▶ Activity:
Answer the following questions using the text on digital identity.
1. Besides this community, in what places has the writer been taking a deep introspective dive into their digital identity?
2. What condition must hold for the text to call an expression *valid*?
3. According to the text, how long can it take to discover who you are?

▶ Text under study:
- Opening Delimiter -
Digital Identity
This past weekend I was part of a discussion about transition and digital identities. Since I've been taking a really deep introspective dive through my digital identity in Second Life, and through this community and on various forms of Social Media. I had thoughts.
Assuming you are expressing yourself genuinely (as opposed to deliberately playing the role of a character separate from you), then however that expression presents is *valid*. Even if you're presenting in with a different name and a different face through media. The words you choose come from you. it's a part of you, and that is a legitimate facet of your own identity. Don't let anyone tell you different. Also, if you're exploring your digital identity, it remains yours. These components of yourself that you're trying on, they're intimate to you. They belong to you. It's ok for the journey you take to evolve along the way. If you discover that a part of identity that seemed so right when you first began doesn't work for you, allow it to change. This is all a process and as everyone who is further along on their journey would tell you, it can take most of a lifetime to discover who you are. Especially when you're shedding the toxic parts of yourself you hung on to because you wished to fit in with the expectations of others.
- Closing Delimiter -
(Data excerpts)
- Opening Delimiter -
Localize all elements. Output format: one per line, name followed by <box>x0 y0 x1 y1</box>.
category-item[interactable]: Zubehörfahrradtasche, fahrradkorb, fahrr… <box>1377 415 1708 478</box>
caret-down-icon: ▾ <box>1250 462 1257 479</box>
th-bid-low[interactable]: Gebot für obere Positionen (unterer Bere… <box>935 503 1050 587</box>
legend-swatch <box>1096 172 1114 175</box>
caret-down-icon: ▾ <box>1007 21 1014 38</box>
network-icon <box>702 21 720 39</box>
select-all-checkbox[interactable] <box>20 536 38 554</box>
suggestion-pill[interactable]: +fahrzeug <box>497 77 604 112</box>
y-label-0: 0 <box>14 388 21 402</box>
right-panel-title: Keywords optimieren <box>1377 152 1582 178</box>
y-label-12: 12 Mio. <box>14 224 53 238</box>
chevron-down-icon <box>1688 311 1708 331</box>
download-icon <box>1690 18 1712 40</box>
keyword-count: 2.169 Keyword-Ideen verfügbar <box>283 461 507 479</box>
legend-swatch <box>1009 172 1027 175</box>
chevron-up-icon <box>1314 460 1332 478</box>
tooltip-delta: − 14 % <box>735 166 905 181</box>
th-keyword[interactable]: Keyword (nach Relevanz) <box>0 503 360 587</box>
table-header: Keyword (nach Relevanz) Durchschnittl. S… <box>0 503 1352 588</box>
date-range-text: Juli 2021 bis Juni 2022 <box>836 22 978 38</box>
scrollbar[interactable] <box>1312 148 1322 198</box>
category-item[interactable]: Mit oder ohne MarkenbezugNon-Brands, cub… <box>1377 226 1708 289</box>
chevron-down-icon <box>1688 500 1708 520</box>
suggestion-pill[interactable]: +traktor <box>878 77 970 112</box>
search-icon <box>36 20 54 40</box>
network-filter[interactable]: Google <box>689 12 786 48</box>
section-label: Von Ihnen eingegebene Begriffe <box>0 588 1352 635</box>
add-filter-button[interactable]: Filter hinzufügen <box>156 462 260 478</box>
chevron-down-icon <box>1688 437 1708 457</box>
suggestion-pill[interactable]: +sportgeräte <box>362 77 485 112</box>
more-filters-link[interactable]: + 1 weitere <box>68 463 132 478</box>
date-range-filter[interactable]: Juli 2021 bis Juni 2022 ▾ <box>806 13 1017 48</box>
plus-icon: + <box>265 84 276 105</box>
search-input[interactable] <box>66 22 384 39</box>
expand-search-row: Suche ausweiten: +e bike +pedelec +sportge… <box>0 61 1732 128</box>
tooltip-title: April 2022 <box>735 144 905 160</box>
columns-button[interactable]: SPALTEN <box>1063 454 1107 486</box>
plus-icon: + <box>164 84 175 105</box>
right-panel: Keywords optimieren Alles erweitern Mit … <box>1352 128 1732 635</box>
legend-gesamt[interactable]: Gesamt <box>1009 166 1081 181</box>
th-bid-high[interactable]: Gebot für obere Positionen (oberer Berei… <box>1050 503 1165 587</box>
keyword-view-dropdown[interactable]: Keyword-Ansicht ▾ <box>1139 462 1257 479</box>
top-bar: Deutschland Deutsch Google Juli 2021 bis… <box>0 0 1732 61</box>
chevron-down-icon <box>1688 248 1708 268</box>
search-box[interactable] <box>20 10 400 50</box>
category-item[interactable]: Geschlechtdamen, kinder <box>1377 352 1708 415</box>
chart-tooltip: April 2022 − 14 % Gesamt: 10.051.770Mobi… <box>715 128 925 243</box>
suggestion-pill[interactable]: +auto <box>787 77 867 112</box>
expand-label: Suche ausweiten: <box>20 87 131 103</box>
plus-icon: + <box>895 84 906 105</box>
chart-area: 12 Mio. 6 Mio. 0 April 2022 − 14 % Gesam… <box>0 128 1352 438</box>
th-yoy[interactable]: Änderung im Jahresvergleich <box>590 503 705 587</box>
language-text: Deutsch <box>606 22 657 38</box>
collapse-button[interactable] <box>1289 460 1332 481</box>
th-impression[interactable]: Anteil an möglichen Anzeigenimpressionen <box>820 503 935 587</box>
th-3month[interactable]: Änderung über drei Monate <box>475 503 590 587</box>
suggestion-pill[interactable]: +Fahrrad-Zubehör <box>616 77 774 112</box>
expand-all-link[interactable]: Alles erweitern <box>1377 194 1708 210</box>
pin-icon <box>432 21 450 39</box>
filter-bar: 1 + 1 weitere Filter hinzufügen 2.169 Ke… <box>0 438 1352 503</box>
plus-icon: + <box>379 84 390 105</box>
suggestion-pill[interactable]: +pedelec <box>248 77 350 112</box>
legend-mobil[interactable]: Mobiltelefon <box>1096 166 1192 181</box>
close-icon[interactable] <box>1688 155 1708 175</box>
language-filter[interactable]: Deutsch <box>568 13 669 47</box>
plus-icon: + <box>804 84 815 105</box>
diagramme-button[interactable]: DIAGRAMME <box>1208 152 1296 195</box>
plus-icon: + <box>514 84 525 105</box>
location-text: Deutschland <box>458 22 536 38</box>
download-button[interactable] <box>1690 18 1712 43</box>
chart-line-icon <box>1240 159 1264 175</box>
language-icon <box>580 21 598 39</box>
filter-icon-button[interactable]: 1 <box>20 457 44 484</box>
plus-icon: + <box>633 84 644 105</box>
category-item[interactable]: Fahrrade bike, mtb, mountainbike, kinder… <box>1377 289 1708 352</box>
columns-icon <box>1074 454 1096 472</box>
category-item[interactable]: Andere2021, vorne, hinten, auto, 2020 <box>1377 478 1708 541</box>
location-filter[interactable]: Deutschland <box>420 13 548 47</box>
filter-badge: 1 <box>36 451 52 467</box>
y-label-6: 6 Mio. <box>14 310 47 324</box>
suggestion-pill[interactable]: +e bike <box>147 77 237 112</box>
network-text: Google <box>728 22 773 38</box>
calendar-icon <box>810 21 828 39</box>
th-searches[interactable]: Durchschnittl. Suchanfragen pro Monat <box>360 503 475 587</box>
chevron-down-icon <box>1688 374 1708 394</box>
- Closing Delimiter -
▶ Reply to the exercise:
1. In Second Life and on various forms of social media.
2. You must be expressing yourself genuinely, as opposed to deliberately playing the role of a character separate from you.
3. Most of a lifetime.